#### GIVEN RECORDS ####

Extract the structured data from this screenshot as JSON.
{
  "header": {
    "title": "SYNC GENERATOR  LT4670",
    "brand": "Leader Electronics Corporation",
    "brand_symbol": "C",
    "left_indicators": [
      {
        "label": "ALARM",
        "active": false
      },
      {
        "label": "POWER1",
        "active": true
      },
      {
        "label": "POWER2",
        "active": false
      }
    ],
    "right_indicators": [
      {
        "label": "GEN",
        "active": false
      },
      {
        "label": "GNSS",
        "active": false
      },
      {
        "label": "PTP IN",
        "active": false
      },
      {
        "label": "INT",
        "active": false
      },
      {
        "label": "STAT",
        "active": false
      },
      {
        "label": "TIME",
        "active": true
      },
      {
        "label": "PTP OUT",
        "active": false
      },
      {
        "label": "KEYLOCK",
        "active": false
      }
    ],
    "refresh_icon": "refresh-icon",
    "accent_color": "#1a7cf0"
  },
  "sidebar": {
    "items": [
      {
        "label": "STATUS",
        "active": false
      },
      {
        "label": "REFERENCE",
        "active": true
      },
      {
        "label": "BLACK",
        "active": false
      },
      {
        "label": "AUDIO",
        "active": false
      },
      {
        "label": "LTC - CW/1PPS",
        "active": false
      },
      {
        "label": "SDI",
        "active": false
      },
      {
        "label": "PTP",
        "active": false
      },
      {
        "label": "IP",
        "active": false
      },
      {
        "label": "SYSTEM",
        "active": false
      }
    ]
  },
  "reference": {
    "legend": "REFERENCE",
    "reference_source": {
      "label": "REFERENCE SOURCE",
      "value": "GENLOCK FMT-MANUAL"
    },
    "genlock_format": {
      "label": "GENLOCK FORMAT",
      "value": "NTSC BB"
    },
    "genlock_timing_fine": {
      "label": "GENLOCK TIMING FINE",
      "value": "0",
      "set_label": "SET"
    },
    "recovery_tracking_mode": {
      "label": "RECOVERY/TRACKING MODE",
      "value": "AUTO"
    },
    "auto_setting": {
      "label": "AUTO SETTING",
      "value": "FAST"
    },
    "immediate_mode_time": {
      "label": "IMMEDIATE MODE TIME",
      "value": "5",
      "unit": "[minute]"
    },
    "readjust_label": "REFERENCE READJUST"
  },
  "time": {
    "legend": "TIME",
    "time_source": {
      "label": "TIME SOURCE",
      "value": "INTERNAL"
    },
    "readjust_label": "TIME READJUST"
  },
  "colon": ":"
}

####

Copy out every entry again, exactly as it was given.

RIGHT ANSWER:
Extract the structured data from this screenshot as JSON.
{
  "header": {
    "title": "SYNC GENERATOR  LT4670",
    "brand": "Leader Electronics Corporation",
    "brand_symbol": "C",
    "left_indicators": [
      {
        "label": "ALARM",
        "active": false
      },
      {
        "label": "POWER1",
        "active": true
      },
      {
        "label": "POWER2",
        "active": false
      }
    ],
    "right_indicators": [
      {
        "label": "GEN",
        "active": false
      },
      {
        "label": "GNSS",
        "active": false
      },
      {
        "label": "PTP IN",
        "active": false
      },
      {
        "label": "INT",
        "active": false
      },
      {
        "label": "STAT",
        "active": false
      },
      {
        "label": "TIME",
        "active": true
      },
      {
        "label": "PTP OUT",
        "active": false
      },
      {
        "label": "KEYLOCK",
        "active": false
      }
    ],
    "refresh_icon": "refresh-icon",
    "accent_color": "#1a7cf0"
  },
  "sidebar": {
    "items": [
      {
        "label": "STATUS",
        "active": false
      },
      {
        "label": "REFERENCE",
        "active": true
      },
      {
        "label": "BLACK",
        "active": false
      },
      {
        "label": "AUDIO",
        "active": false
      },
      {
        "label": "LTC - CW/1PPS",
        "active": false
      },
      {
        "label": "SDI",
        "active": false
      },
      {
        "label": "PTP",
        "active": false
      },
      {
        "label": "IP",
        "active": false
      },
      {
        "label": "SYSTEM",
        "active": false
      }
    ]
  },
  "reference": {
    "legend": "REFERENCE",
    "reference_source": {
      "label": "REFERENCE SOURCE",
      "value": "GENLOCK FMT-MANUAL"
    },
    "genlock_format": {
      "label": "GENLOCK FORMAT",
      "value": "NTSC BB"
    },
    "genlock_timing_fine": {
      "label": "GENLOCK TIMING FINE",
      "value": "0",
      "set_label": "SET"
    },
    "recovery_tracking_mode": {
      "label": "RECOVERY/TRACKING MODE",
      "value": "AUTO"
    },
    "auto_setting": {
      "label": "AUTO SETTING",
      "value": "FAST"
    },
    "immediate_mode_time": {
      "label": "IMMEDIATE MODE TIME",
      "value": "5",
      "unit": "[minute]"
    },
    "readjust_label": "REFERENCE READJUST"
  },
  "time": {
    "legend": "TIME",
    "time_source": {
      "label": "TIME SOURCE",
      "value": "INTERNAL"
    },
    "readjust_label": "TIME READJUST"
  },
  "colon": ":"
}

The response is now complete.